> Information shown:
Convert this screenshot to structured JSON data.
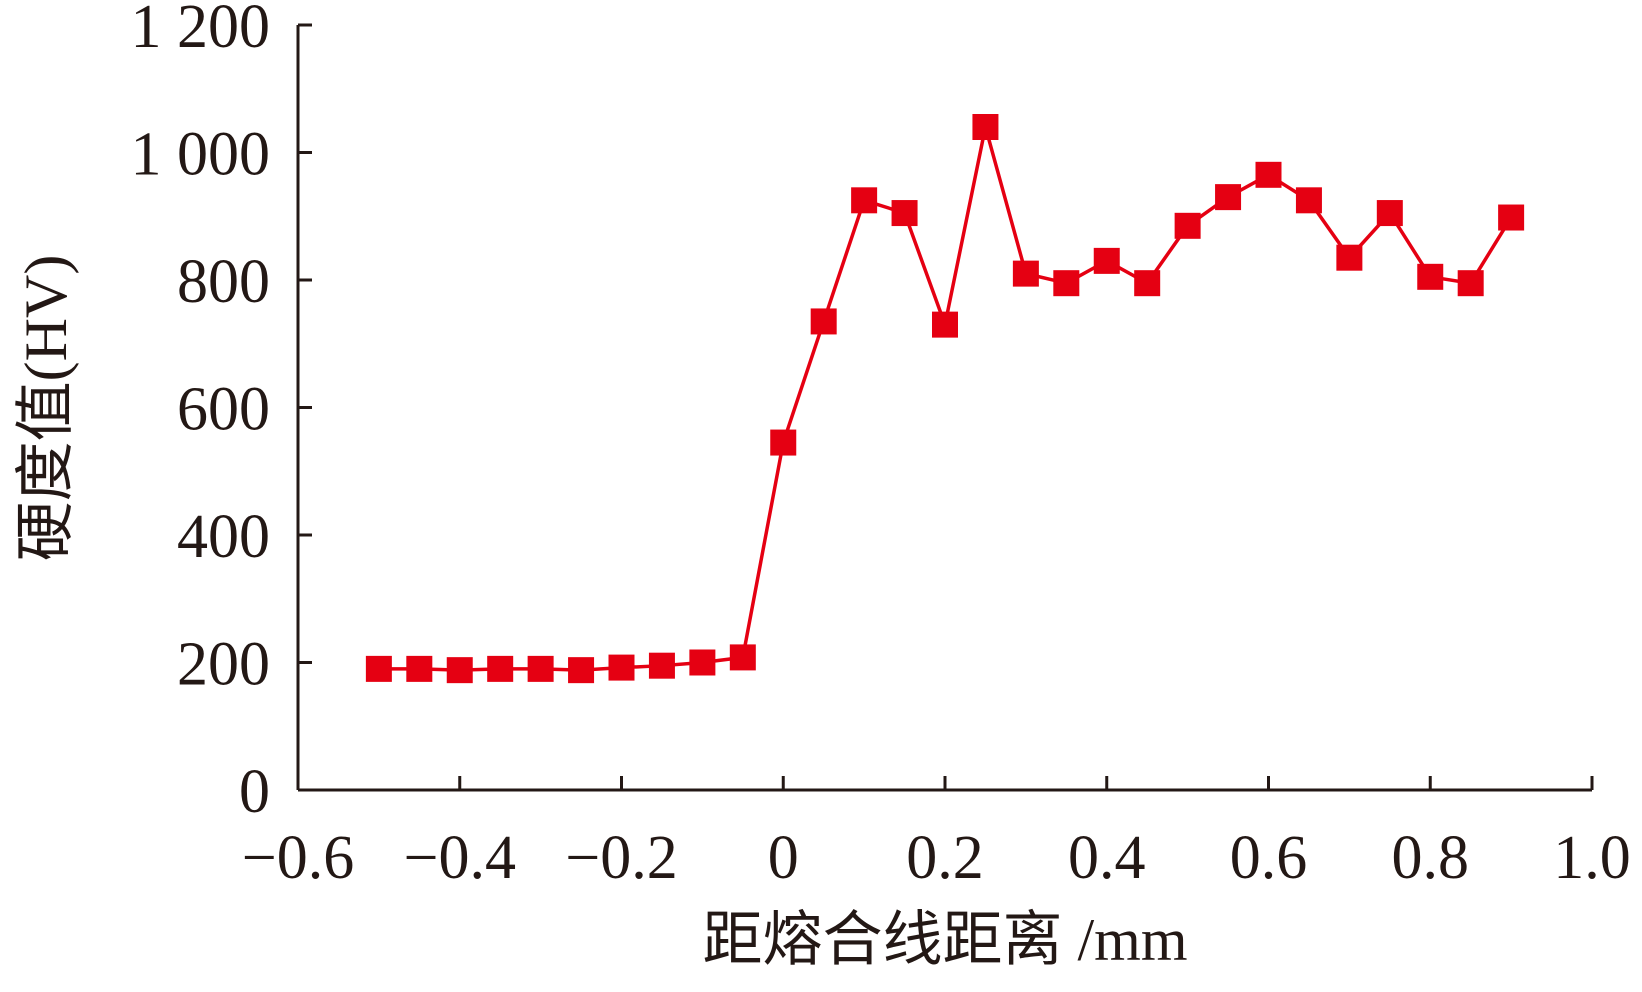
{
  "chart_data": {
    "type": "line",
    "x_label": "距熔合线距离 /mm",
    "y_label": "硬度值(HV)",
    "x": [
      -0.5,
      -0.45,
      -0.4,
      -0.35,
      -0.3,
      -0.25,
      -0.2,
      -0.15,
      -0.1,
      -0.05,
      0,
      0.05,
      0.1,
      0.15,
      0.2,
      0.25,
      0.3,
      0.35,
      0.4,
      0.45,
      0.5,
      0.55,
      0.6,
      0.65,
      0.7,
      0.75,
      0.8,
      0.85,
      0.9
    ],
    "series": [
      {
        "color": "#e50012",
        "values": [
          190,
          190,
          188,
          190,
          190,
          188,
          192,
          195,
          200,
          208,
          545,
          735,
          925,
          905,
          730,
          1040,
          810,
          795,
          830,
          795,
          885,
          930,
          965,
          925,
          835,
          905,
          805,
          795,
          898
        ]
      }
    ],
    "xlim": [
      -0.6,
      1.0
    ],
    "xticks": [
      {
        "value": -0.6,
        "label": "−0.6"
      },
      {
        "value": -0.4,
        "label": "−0.4"
      },
      {
        "value": -0.2,
        "label": "−0.2"
      },
      0,
      0.2,
      0.4,
      0.6,
      0.8,
      {
        "value": 1.0,
        "label": "1.0"
      }
    ],
    "ylim": [
      0,
      1200
    ],
    "yticks": [
      0,
      200,
      400,
      600,
      800,
      {
        "value": 1000,
        "label": "1 000"
      },
      {
        "value": 1200,
        "label": "1 200"
      }
    ],
    "grid": false
  }
}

> Requirement:
Output, exactly, all the records above; include no pictures.

> Exercise response:
Convert this screenshot to structured JSON data.
{
  "chart_data": {
    "type": "line",
    "x_label": "距熔合线距离 /mm",
    "y_label": "硬度值(HV)",
    "x": [
      -0.5,
      -0.45,
      -0.4,
      -0.35,
      -0.3,
      -0.25,
      -0.2,
      -0.15,
      -0.1,
      -0.05,
      0,
      0.05,
      0.1,
      0.15,
      0.2,
      0.25,
      0.3,
      0.35,
      0.4,
      0.45,
      0.5,
      0.55,
      0.6,
      0.65,
      0.7,
      0.75,
      0.8,
      0.85,
      0.9
    ],
    "series": [
      {
        "color": "#e50012",
        "values": [
          190,
          190,
          188,
          190,
          190,
          188,
          192,
          195,
          200,
          208,
          545,
          735,
          925,
          905,
          730,
          1040,
          810,
          795,
          830,
          795,
          885,
          930,
          965,
          925,
          835,
          905,
          805,
          795,
          898
        ]
      }
    ],
    "xlim": [
      -0.6,
      1.0
    ],
    "xticks": [
      {
        "value": -0.6,
        "label": "−0.6"
      },
      {
        "value": -0.4,
        "label": "−0.4"
      },
      {
        "value": -0.2,
        "label": "−0.2"
      },
      0,
      0.2,
      0.4,
      0.6,
      0.8,
      {
        "value": 1.0,
        "label": "1.0"
      }
    ],
    "ylim": [
      0,
      1200
    ],
    "yticks": [
      0,
      200,
      400,
      600,
      800,
      {
        "value": 1000,
        "label": "1 000"
      },
      {
        "value": 1200,
        "label": "1 200"
      }
    ],
    "grid": false
  }
}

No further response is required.